#### Aim of the task
Collect the lines of the entries where "xlabel" shows up.

## START Working data

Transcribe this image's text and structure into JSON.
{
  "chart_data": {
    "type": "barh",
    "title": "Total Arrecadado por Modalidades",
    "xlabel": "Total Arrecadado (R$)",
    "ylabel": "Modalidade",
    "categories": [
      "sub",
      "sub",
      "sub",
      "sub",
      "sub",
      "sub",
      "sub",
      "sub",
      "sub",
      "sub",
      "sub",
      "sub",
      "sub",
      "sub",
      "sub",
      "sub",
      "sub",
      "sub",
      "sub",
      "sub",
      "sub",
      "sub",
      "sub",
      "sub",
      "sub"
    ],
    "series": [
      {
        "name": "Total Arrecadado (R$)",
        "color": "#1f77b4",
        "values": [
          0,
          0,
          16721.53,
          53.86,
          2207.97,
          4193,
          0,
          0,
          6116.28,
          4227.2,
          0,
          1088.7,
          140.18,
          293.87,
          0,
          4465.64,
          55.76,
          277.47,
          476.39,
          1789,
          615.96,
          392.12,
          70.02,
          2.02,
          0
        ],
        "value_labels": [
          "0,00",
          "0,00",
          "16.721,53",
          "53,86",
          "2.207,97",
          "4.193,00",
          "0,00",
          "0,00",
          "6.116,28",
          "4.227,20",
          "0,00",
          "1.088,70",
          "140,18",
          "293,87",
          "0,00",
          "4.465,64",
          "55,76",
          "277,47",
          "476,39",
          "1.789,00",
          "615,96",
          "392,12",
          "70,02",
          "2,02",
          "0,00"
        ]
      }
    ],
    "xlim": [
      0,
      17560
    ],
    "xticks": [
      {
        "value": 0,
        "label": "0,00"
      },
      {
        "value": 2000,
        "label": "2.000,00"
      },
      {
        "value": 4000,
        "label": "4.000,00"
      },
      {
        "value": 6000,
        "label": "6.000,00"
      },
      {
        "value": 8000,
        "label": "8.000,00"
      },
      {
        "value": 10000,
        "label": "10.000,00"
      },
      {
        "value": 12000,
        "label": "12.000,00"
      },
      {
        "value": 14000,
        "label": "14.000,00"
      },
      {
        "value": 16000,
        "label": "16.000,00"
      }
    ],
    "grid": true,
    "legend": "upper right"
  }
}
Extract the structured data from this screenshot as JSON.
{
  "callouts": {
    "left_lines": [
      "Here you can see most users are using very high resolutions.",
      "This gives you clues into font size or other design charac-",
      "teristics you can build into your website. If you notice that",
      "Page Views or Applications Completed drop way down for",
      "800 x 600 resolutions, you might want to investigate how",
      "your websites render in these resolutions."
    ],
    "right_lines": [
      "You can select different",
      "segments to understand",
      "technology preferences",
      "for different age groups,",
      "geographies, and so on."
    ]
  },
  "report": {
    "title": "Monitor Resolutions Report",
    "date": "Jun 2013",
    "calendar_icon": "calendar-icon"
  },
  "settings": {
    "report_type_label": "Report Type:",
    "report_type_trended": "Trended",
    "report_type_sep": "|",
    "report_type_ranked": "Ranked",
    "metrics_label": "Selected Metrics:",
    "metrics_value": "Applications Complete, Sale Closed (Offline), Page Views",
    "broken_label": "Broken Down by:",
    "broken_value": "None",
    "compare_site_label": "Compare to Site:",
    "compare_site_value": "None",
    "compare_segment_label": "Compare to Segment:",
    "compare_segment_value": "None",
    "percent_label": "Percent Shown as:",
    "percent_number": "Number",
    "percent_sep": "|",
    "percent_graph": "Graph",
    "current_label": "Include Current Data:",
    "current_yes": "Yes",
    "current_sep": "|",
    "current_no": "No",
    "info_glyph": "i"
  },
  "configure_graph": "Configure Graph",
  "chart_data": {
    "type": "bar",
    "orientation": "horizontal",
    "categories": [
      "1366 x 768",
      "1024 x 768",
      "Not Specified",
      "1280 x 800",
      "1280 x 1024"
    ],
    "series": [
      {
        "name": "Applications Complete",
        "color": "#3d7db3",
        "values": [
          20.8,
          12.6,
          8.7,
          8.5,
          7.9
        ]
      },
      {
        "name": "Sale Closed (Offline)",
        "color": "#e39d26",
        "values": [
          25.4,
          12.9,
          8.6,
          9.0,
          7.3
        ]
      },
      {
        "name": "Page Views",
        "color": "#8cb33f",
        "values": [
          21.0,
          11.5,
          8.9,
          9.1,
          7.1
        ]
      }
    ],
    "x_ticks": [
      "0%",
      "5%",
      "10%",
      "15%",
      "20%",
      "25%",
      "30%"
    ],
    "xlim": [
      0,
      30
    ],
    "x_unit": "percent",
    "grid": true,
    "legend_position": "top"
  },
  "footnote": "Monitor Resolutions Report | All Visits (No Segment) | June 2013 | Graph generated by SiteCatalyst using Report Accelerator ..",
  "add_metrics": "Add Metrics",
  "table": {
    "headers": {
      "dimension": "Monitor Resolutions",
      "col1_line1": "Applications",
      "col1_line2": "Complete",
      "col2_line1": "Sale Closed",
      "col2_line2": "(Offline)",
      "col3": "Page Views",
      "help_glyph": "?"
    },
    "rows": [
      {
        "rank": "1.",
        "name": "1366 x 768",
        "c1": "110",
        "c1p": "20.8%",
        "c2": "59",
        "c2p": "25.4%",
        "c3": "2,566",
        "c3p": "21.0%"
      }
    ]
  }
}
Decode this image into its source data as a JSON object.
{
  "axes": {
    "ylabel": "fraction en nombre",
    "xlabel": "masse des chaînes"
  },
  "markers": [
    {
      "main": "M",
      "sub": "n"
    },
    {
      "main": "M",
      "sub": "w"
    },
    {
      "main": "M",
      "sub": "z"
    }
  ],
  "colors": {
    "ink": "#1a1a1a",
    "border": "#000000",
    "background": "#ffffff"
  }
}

## END Working data

#### Expected answer
    "xlabel": "Total Arrecadado (R$)",
    "xlabel": "masse des chaînes"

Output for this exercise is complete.